Figure contents as structured data

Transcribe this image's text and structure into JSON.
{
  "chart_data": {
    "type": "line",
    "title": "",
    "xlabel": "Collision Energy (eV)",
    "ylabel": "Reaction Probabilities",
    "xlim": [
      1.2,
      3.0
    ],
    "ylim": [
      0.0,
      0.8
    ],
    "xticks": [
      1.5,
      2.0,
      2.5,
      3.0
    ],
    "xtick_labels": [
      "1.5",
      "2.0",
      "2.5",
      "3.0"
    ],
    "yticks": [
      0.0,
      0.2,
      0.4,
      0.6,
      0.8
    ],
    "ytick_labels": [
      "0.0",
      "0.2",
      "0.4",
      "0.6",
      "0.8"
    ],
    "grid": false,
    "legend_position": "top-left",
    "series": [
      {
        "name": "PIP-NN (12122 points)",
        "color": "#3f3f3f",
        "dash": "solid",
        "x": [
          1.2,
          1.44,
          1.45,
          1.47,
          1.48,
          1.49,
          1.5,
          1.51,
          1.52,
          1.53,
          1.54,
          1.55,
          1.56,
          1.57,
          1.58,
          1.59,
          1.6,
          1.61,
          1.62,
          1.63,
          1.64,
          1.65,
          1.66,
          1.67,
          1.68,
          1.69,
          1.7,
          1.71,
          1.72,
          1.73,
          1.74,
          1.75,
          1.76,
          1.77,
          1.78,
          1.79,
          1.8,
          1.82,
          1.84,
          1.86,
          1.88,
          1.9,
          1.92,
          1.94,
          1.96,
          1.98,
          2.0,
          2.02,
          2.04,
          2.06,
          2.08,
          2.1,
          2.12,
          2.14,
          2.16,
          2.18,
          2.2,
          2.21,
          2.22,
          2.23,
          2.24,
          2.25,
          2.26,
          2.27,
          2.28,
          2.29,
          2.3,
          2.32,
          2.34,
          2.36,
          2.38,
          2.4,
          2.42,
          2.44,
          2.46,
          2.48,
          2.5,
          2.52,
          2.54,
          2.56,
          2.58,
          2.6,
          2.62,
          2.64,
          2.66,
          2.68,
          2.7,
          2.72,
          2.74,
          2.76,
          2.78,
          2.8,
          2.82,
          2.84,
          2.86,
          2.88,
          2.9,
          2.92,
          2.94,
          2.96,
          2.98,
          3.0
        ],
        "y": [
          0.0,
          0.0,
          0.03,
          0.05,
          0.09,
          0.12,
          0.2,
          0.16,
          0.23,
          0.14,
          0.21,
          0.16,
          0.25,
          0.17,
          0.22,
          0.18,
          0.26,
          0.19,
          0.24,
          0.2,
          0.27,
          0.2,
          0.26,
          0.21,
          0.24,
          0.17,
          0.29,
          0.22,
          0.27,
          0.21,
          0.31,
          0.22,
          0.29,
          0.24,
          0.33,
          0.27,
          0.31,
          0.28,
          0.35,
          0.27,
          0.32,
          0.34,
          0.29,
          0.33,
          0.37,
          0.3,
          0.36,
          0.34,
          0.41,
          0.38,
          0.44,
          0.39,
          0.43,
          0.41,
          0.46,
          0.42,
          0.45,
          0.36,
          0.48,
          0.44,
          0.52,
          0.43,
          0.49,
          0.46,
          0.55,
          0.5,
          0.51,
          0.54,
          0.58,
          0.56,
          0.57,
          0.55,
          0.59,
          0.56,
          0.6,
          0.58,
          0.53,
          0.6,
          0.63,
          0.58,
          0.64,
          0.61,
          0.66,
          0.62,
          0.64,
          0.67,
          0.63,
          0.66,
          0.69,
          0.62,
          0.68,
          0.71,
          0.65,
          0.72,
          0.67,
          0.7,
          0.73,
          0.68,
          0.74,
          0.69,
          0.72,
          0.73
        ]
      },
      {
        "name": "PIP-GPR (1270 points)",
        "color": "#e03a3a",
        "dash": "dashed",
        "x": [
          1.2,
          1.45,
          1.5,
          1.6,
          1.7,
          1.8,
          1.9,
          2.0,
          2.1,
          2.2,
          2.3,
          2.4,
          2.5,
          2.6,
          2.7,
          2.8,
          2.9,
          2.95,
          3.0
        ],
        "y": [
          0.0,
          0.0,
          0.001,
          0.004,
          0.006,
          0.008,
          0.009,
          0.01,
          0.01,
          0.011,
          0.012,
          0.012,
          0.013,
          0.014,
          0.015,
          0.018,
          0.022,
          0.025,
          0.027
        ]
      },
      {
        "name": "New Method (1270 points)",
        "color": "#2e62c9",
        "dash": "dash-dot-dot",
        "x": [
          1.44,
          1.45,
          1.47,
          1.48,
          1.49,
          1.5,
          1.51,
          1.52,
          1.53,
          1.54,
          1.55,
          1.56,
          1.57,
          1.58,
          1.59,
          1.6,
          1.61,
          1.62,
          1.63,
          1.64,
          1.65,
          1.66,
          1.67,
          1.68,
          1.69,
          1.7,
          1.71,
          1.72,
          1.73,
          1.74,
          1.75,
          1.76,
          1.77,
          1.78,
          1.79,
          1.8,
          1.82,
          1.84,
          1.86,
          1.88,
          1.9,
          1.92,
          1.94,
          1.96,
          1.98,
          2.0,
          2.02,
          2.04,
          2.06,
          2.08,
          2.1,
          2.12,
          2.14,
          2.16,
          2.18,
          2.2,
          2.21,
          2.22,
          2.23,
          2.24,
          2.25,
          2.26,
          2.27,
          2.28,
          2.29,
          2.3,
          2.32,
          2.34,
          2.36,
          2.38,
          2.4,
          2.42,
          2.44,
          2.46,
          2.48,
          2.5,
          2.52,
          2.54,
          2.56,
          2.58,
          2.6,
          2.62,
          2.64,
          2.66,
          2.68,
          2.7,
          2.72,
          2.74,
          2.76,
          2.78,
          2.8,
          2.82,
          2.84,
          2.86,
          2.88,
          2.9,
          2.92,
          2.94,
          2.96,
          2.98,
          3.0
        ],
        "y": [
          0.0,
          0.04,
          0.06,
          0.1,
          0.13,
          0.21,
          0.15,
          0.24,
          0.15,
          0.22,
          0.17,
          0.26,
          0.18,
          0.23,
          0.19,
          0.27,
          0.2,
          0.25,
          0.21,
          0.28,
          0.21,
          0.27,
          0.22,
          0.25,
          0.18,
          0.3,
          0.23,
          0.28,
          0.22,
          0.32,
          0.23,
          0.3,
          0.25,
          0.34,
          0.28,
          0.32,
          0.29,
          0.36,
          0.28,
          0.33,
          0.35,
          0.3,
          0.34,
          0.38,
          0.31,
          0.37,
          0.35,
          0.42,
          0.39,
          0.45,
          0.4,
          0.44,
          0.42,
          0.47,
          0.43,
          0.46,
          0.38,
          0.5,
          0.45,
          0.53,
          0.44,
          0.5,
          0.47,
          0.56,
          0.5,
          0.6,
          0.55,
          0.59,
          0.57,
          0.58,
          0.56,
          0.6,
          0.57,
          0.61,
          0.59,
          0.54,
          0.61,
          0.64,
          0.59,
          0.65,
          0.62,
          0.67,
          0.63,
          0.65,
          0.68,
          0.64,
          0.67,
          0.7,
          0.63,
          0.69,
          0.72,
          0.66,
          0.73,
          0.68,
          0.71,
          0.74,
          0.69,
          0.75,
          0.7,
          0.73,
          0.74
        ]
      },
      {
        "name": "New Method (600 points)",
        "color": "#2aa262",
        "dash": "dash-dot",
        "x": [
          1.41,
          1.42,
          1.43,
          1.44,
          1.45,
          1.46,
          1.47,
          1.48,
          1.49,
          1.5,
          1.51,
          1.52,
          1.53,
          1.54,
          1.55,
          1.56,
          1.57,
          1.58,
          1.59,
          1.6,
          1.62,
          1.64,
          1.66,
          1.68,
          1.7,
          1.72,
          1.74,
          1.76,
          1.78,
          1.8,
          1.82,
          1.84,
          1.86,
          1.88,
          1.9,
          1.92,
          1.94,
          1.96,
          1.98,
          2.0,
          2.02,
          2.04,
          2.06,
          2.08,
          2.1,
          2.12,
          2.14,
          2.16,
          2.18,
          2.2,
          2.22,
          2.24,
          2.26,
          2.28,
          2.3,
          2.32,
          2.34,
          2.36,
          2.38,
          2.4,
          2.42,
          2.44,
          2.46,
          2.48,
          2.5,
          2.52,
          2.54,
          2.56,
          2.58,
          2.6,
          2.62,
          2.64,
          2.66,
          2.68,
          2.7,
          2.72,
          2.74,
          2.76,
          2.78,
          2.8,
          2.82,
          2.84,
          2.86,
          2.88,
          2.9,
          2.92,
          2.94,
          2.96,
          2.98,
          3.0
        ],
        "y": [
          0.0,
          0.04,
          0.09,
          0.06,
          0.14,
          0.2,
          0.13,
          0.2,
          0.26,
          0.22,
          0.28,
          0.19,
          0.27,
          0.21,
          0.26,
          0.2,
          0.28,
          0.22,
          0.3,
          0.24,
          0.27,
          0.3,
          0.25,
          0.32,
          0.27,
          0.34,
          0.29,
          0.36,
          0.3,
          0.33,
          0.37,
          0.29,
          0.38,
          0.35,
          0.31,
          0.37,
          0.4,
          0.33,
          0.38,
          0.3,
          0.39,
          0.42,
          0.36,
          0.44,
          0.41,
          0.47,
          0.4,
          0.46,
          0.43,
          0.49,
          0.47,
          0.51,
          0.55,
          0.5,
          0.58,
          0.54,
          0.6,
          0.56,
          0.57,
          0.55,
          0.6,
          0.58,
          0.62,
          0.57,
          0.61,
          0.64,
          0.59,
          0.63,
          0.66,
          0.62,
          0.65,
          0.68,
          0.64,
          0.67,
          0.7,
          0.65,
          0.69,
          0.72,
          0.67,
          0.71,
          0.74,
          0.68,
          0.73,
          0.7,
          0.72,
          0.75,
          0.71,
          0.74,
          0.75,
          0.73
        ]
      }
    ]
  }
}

Set task |
Pull every line containing the word "dash" out of the material and copy it.

Output for this task |
        "dash": "solid",
        "dash": "dashed",
        "dash": "dash-dot-dot",
        "dash": "dash-dot",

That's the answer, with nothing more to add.